Quick. Name your favorite ABBA song. No, I'm serious. Do it. I don't care if you love or hate Swedish disco. I'll bet you five bucks your favorite ABBA song is the one the entire racing, if not sports, world finds itself singing right now, the song I ruled my third place crown to at my 8th grade sweetheart dance; ya know, "Fernando?"
Unless you've lived under a rock for the last month, you know that two-time Formula One World Champ Fernando Alonso is skipping the GP in Monaco to run his first Indy 500, and if the audience that logged on (Over two million viewers, according to Motorsport.com) to witness his ROP test at IMS yesterday is any indication, Fernando could be the biggest and best thing to hit The Speedway since my Dad was rocking Baby Got Back in his Geo Metro in '93.
To understand, one has to remember late 1992, and the utter phenomenon that race fans experienced when Nigel Mansell, the reigning Formula One World Champion decided to jump the pond and try his hand at CART. Sure, we had Mario and AJ winning everything under the sun and returning to run IndyCars at the drop of a hat, your John Andrettis and Robby Gordons were racing whatever caught their eye (or Ford's in Robby's case), and Michael Andretti had gone to F1, but this was Nigel Freaking Mansell: The biggest star in the motorsports world, with a 'stache second only to Dale Earnhardt and a worldwide following that'd have made stick and ball stars like Deion Sanders blush. He was coming to CART, and oh by the way, would serve as teammate to Mario Andretti, driving for Newman/Haas. If that's not a Tag Team that'll make you say "Whoomp, There It Is," I don't know what is.

◆ Problem to solve: Resume the column on Fernando Alonso's Indy 500 run right after its last sentence, keeping its voice.

◆ Provided data:

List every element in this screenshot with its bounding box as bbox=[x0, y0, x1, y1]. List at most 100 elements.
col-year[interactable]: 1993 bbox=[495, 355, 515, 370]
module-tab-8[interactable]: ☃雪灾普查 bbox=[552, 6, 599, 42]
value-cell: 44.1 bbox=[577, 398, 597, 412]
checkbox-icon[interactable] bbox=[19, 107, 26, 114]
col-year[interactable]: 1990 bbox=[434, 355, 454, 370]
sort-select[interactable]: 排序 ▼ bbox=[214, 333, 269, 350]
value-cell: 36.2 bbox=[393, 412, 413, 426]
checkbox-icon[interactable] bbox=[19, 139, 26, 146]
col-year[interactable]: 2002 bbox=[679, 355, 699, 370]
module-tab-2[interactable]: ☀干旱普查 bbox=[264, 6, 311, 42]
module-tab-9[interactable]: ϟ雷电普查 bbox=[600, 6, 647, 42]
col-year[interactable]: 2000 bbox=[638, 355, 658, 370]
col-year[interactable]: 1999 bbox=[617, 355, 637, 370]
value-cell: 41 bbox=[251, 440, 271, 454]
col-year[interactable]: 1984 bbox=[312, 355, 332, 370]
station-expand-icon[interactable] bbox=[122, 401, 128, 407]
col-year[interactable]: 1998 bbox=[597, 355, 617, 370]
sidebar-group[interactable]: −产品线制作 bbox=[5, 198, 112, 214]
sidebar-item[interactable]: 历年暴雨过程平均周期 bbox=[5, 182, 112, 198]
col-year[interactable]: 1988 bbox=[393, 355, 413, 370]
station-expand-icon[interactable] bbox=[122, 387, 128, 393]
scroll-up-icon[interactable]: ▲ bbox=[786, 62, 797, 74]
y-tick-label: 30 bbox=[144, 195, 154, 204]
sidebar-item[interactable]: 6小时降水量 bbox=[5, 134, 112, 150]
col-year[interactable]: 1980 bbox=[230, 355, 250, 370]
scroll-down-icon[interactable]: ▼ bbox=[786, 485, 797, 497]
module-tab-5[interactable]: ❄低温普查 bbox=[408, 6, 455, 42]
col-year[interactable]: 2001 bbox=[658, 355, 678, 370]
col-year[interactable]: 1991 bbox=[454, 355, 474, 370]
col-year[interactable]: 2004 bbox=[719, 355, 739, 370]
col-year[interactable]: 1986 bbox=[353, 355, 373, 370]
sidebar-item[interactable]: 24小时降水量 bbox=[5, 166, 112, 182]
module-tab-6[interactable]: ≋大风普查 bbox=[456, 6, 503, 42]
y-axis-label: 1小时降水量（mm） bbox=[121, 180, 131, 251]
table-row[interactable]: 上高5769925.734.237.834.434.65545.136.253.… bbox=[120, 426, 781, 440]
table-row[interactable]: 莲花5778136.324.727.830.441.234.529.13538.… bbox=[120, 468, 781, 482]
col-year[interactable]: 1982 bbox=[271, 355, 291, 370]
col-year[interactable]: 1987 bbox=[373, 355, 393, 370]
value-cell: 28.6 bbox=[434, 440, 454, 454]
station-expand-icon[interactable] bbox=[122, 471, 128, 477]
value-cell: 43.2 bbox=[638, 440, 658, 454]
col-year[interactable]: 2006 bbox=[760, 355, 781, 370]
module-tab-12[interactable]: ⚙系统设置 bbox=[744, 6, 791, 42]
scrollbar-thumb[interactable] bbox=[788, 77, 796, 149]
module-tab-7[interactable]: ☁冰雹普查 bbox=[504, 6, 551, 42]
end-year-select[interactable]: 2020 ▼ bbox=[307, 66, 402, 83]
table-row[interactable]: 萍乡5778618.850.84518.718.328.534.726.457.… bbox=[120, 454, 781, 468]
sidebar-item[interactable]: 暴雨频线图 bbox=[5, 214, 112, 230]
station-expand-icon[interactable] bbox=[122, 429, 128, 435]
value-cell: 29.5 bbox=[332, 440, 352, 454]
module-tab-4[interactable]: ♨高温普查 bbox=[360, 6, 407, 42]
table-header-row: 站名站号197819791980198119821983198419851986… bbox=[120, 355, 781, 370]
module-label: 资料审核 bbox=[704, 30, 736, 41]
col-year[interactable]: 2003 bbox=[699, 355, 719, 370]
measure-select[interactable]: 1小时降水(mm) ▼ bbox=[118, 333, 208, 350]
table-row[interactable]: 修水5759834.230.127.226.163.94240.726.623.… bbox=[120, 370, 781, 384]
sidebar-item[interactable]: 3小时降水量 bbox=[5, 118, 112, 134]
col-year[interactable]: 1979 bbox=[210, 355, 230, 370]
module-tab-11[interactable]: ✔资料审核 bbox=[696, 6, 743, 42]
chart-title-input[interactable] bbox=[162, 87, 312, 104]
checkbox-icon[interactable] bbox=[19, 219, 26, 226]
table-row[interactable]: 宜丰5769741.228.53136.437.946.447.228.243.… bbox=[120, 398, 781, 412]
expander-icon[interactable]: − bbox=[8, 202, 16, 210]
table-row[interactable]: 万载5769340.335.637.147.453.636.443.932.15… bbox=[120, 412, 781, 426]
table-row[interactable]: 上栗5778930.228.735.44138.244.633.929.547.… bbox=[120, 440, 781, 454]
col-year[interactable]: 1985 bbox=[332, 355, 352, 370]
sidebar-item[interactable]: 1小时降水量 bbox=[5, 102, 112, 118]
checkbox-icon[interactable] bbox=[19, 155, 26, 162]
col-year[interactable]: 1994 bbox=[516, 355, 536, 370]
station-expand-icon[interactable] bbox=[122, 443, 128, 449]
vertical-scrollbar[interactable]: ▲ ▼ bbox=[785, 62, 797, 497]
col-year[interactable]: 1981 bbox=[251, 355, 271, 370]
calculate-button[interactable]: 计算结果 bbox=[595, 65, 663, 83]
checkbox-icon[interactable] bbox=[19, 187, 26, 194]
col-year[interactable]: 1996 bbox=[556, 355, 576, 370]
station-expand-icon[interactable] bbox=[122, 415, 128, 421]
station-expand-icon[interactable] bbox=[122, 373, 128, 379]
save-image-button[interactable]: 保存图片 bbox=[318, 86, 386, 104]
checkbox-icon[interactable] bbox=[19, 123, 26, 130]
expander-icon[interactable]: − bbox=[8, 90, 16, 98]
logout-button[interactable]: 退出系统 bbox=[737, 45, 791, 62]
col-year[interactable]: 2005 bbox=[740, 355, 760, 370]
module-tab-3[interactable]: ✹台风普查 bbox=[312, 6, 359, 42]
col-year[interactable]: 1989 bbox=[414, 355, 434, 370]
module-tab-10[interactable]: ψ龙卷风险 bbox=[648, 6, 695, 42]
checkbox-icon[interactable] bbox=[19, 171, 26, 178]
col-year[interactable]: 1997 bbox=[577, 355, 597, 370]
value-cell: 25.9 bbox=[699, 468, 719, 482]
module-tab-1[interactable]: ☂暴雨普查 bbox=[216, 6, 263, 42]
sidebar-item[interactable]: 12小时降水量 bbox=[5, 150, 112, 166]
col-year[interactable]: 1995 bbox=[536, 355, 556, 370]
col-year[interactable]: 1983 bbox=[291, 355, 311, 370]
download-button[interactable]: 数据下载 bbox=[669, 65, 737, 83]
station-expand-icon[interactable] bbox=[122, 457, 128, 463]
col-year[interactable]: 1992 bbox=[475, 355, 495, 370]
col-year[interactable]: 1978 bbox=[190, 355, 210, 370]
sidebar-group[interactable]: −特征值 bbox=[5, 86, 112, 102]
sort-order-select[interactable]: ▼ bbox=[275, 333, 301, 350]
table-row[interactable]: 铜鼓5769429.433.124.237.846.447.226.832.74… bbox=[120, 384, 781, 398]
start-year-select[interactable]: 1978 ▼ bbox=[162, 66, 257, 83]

◆ Answer space:
Coming off a tremendous stretch of races at the Indy 500, capped with an instant classic involving Little Al going over Scott Goodyear the previous year, the stage was set for the 1993 running of the Greatest Spectacle In Racing to be a barn burner, in large part due to the allure of the immensely popular World Champ trying his hand at the world's most important race. (A race, mind you, that was once part of a World Championship schedule.) It was the pinnacle of motorsport, and here was motorsport's pinnacle driver, ready to take on the task. It was an era in which The 500 had no problem selling out year after year, and yet Mansell-Mania was runnin' wild, turning the race from a must-see American motorsports event to a must-see world sporting event, with a 9.3 ratings share on ABC in the US. His third place effort helped him sail to the 1993 CART/IndyCar Championship, but within a few years, the glory and prestige of the era would fade alongside mullets and ratings for The Chevy Chase Show.
The split in '96 so badly damaged the sport on both sides and robbed Indy of star power to the point the race was dubbed the IRL 500, and NASCAR's 600 miler in North Carolina would win the weekend in TV ratings for almost 20 years. And while that's not to take away from the Laziers, Hornishes, or Kenny Bracks of the IRL era, and while we had Montoya in 2000, Helio's 2 in a row, Dario's general existence, and Danica-Mania in 2005 to generate buzz, few can argue that the glory of The 500 was filtered through rose colored glasses as opposed to reality for a while. The race just lacked that spark. Not even NASCAR stars trying "The Double" could have that Mansell-Mania impact.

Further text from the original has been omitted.